** Start **

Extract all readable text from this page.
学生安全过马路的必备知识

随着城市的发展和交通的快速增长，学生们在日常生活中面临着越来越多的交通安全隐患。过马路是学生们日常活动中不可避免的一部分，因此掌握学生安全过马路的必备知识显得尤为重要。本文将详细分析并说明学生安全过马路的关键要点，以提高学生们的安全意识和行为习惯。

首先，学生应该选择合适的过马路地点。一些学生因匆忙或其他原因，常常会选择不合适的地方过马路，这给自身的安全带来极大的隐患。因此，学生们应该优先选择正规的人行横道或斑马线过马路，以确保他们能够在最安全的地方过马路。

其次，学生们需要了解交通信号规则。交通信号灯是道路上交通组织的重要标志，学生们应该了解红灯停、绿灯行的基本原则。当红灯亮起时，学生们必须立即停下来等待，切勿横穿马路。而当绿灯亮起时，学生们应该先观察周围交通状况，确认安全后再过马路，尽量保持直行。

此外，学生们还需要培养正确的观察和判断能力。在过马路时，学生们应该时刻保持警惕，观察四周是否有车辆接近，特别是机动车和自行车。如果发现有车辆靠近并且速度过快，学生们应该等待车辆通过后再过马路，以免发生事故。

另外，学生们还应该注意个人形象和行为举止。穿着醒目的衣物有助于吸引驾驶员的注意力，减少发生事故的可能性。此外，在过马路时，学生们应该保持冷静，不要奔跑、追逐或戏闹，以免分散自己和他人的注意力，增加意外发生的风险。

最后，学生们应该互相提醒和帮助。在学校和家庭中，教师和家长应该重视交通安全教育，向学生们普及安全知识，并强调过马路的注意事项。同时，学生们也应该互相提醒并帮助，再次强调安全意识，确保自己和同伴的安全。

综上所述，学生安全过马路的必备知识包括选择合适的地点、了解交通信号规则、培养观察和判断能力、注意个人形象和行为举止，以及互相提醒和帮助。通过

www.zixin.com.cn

** End **

→ **Your goal**
Collect each line containing the string "在过马路时".

→ **Response to the task**
此外，学生们还需要培养正确的观察和判断能力。在过马路时，学生们应该时刻保持警惕，观察四周是否有车辆接近，特别是机动车和自行车。如果发现有车辆靠近并且速度过快，学生们应该等待车辆通过后再过马路，以免发生事故。
另外，学生们还应该注意个人形象和行为举止。穿着醒目的衣物有助于吸引驾驶员的注意力，减少发生事故的可能性。此外，在过马路时，学生们应该保持冷静，不要奔跑、追逐或戏闹，以免分散自己和他人的注意力，增加意外发生的风险。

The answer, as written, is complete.